*** Dataset records ***

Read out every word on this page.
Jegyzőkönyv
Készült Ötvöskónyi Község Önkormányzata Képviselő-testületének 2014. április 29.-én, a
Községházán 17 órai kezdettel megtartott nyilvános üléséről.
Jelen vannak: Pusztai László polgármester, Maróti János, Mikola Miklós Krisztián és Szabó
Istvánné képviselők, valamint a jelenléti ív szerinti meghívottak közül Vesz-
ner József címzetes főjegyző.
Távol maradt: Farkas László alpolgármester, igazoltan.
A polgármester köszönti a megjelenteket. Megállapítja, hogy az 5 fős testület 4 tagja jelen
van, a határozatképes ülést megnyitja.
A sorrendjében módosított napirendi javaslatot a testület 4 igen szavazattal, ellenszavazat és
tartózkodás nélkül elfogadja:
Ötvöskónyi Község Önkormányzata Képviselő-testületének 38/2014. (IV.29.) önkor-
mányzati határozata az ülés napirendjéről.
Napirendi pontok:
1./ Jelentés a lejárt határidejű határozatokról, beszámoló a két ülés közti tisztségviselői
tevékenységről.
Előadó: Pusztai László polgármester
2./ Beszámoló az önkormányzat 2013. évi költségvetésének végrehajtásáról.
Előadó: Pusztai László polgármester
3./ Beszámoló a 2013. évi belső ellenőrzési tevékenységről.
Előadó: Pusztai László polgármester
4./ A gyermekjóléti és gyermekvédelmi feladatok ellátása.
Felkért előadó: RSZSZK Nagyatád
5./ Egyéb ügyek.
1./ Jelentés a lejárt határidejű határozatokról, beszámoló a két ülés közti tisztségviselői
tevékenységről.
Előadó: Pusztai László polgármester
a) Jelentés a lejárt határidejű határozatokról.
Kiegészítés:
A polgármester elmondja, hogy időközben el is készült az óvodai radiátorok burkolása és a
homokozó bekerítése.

***

Challenge: For each line in the data above that contains the string "Önkormányzata", extract the line.

Solution below:
Készült Ötvöskónyi Község Önkormányzata Képviselő-testületének 2014. április 29.-én, a
Ötvöskónyi Község Önkormányzata Képviselő-testületének 38/2014. (IV.29.) önkor-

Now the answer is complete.